— TASK DETAILS —
Scan the data below. Pull out each line where "scripts" occurs.

---+---

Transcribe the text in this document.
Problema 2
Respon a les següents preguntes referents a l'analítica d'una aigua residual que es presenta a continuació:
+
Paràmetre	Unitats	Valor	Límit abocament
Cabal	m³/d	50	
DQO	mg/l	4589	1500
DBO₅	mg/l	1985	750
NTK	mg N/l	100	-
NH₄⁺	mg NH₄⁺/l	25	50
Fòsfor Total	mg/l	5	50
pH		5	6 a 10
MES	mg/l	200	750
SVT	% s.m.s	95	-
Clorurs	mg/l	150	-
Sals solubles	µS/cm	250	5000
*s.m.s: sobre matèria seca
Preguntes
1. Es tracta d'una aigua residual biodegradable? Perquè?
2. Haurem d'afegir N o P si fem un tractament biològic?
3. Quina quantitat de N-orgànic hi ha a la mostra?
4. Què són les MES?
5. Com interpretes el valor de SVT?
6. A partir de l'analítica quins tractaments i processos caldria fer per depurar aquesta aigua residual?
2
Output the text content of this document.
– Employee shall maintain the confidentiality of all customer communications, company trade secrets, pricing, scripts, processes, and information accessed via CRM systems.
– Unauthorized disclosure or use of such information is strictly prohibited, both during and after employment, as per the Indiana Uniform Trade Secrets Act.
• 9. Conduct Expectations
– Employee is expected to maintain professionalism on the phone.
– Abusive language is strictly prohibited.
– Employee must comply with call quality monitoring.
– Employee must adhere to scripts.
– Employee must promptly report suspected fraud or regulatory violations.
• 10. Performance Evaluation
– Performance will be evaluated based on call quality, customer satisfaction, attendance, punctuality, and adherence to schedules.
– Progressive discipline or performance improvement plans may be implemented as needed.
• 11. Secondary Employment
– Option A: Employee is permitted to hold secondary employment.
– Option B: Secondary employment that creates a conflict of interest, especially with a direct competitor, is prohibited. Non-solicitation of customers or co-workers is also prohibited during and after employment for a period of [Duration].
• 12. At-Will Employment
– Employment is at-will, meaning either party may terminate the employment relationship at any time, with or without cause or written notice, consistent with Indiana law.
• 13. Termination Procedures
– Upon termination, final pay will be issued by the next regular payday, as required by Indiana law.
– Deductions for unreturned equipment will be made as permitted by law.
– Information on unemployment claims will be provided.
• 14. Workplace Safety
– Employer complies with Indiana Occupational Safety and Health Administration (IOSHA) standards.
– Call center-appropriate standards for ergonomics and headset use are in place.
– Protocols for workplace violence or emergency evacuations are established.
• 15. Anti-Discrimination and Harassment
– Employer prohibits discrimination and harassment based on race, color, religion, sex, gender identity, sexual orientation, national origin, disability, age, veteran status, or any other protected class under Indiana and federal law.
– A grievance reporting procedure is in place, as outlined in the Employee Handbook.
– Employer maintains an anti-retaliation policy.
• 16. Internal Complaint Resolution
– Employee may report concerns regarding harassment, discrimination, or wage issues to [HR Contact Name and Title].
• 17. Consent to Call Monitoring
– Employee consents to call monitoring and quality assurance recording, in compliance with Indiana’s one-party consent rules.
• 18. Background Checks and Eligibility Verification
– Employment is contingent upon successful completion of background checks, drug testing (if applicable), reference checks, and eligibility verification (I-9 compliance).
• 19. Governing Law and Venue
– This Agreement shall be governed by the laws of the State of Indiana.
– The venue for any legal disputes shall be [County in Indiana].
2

---+---

— PROBLEM SOLUTION —
– Employee shall maintain the confidentiality of all customer communications, company trade secrets, pricing, scripts, processes, and information accessed via CRM systems.
– Employee must adhere to scripts.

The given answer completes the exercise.